-- START OF DATA LISTING --

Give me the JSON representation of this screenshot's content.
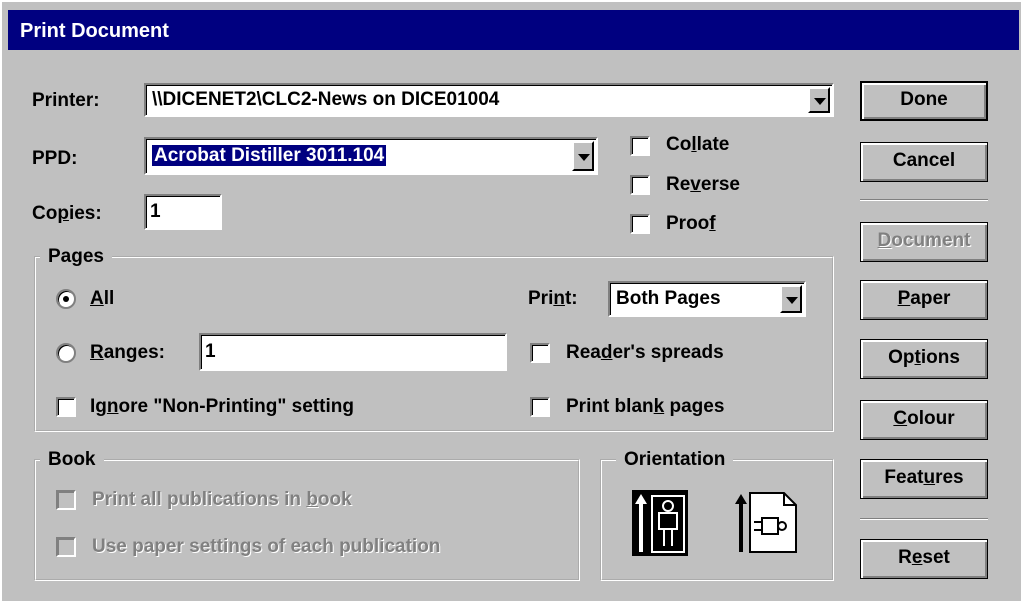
{
  "window": {
    "title": "Print Document"
  },
  "printer": {
    "label": "Printer:",
    "value": "\\\\DICENET2\\CLC2-News on DICE01004"
  },
  "ppd": {
    "label": "PPD:",
    "value": "Acrobat Distiller 3011.104"
  },
  "copies": {
    "label_pre": "Co",
    "label_ul": "p",
    "label_post": "ies:",
    "value": "1"
  },
  "options": {
    "collate": {
      "pre": "Co",
      "ul": "l",
      "post": "late",
      "checked": false
    },
    "reverse": {
      "pre": "Re",
      "ul": "v",
      "post": "erse",
      "checked": false
    },
    "proof": {
      "pre": "Proo",
      "ul": "f",
      "post": "",
      "checked": false
    }
  },
  "pages": {
    "legend": "Pages",
    "all": {
      "pre": "",
      "ul": "A",
      "post": "ll",
      "selected": true
    },
    "ranges": {
      "pre": "",
      "ul": "R",
      "post": "anges:",
      "value": "1",
      "selected": false
    },
    "ignore": {
      "pre": "Ig",
      "ul": "n",
      "post": "ore \"Non-Printing\" setting",
      "checked": false
    },
    "print": {
      "pre": "Pri",
      "ul": "n",
      "post": "t:",
      "value": "Both Pages"
    },
    "readers": {
      "pre": "Rea",
      "ul": "d",
      "post": "er's spreads",
      "checked": false
    },
    "blank": {
      "pre": "Print blan",
      "ul": "k",
      "post": " pages",
      "checked": false
    }
  },
  "book": {
    "legend": "Book",
    "all_pubs": {
      "pre": "Print all publications in ",
      "ul": "b",
      "post": "ook"
    },
    "paper_settings": {
      "pre": "Use paper settin",
      "ul": "g",
      "post": "s of each publication"
    }
  },
  "orientation": {
    "legend": "Orientation",
    "portrait": "portrait-orientation-icon",
    "landscape": "landscape-orientation-icon"
  },
  "buttons": {
    "done": "Done",
    "cancel": "Cancel",
    "document": {
      "pre": "",
      "ul": "D",
      "post": "ocument"
    },
    "paper": {
      "pre": "",
      "ul": "P",
      "post": "aper"
    },
    "options": {
      "pre": "Op",
      "ul": "t",
      "post": "ions"
    },
    "colour": {
      "pre": "",
      "ul": "C",
      "post": "olour"
    },
    "features": {
      "pre": "Feat",
      "ul": "u",
      "post": "res"
    },
    "reset": {
      "pre": "R",
      "ul": "e",
      "post": "set"
    }
  }
}
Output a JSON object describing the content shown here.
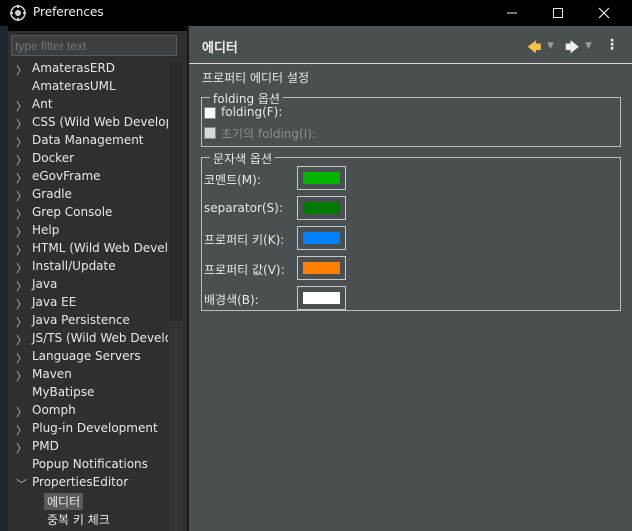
{
  "window": {
    "title": "Preferences"
  },
  "filter": {
    "placeholder": "type filter text"
  },
  "tree": [
    {
      "label": "AmaterasERD",
      "expandable": true
    },
    {
      "label": "AmaterasUML",
      "expandable": false
    },
    {
      "label": "Ant",
      "expandable": true
    },
    {
      "label": "CSS (Wild Web Develop",
      "expandable": true
    },
    {
      "label": "Data Management",
      "expandable": true
    },
    {
      "label": "Docker",
      "expandable": true
    },
    {
      "label": "eGovFrame",
      "expandable": true
    },
    {
      "label": "Gradle",
      "expandable": true
    },
    {
      "label": "Grep Console",
      "expandable": true
    },
    {
      "label": "Help",
      "expandable": true
    },
    {
      "label": "HTML (Wild Web Develo",
      "expandable": true
    },
    {
      "label": "Install/Update",
      "expandable": true
    },
    {
      "label": "Java",
      "expandable": true
    },
    {
      "label": "Java EE",
      "expandable": true
    },
    {
      "label": "Java Persistence",
      "expandable": true
    },
    {
      "label": "JS/TS (Wild Web Develo",
      "expandable": true
    },
    {
      "label": "Language Servers",
      "expandable": true
    },
    {
      "label": "Maven",
      "expandable": true
    },
    {
      "label": "MyBatipse",
      "expandable": false
    },
    {
      "label": "Oomph",
      "expandable": true
    },
    {
      "label": "Plug-in Development",
      "expandable": true
    },
    {
      "label": "PMD",
      "expandable": true
    },
    {
      "label": "Popup Notifications",
      "expandable": false
    },
    {
      "label": "PropertiesEditor",
      "expandable": true,
      "expanded": true
    }
  ],
  "tree_children": [
    {
      "label": "에디터",
      "selected": true
    },
    {
      "label": "중복 키 체크",
      "selected": false
    }
  ],
  "page": {
    "title": "에디터",
    "description": "프로퍼티 에디터 설정",
    "folding_group": {
      "legend": "folding 옵션",
      "options": [
        {
          "label": "folding(F):",
          "checked": false,
          "enabled": true
        },
        {
          "label": "초기의 folding(I):",
          "checked": false,
          "enabled": false
        }
      ]
    },
    "color_group": {
      "legend": "문자색 옵션",
      "items": [
        {
          "label": "코멘트(M):",
          "color": "#00b400"
        },
        {
          "label": "separator(S):",
          "color": "#007800"
        },
        {
          "label": "프로퍼티 키(K):",
          "color": "#0080ff"
        },
        {
          "label": "프로퍼티 값(V):",
          "color": "#ff8000"
        },
        {
          "label": "배경색(B):",
          "color": "#ffffff"
        }
      ]
    }
  }
}
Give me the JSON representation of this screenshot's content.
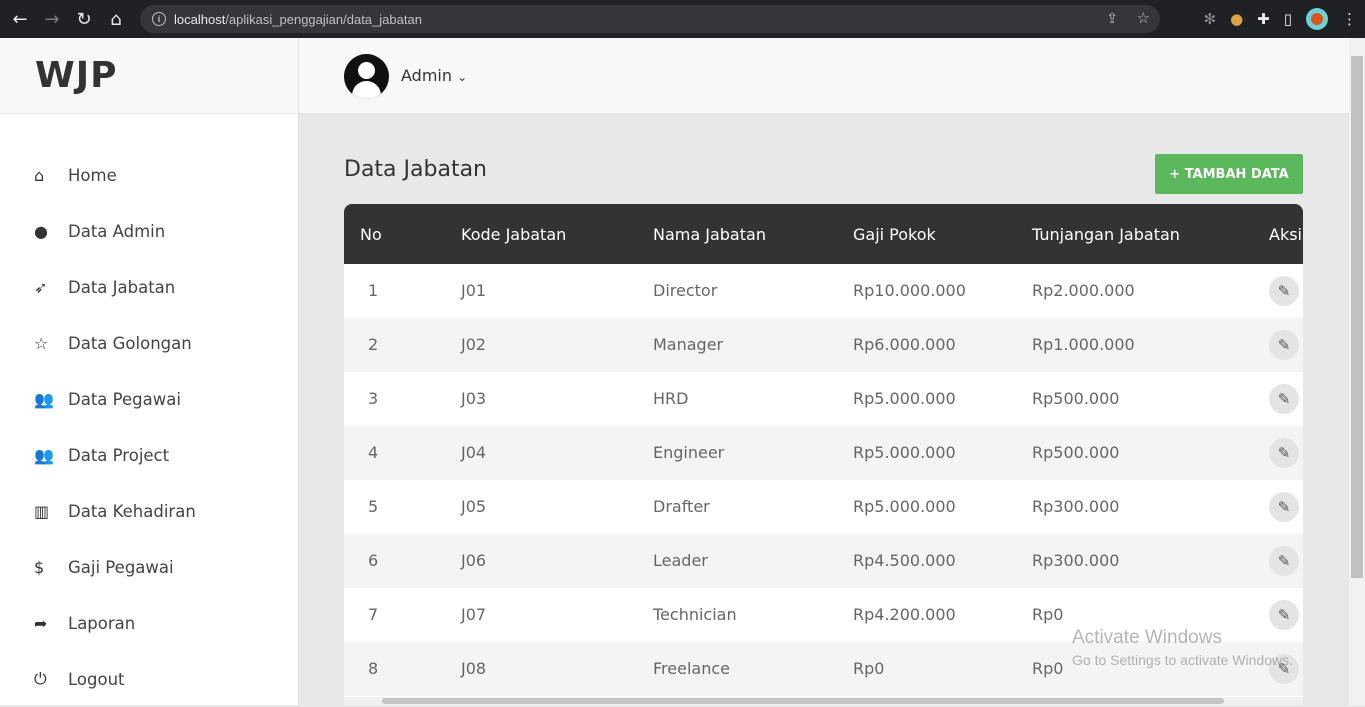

-- END OF DATA LISTING --

**DIRECTION:**
From the data above, pick out each line containing "filter" and copy it.

**RESULT OF THIS TASK:**
  "filter": {
    "placeholder": "type filter text"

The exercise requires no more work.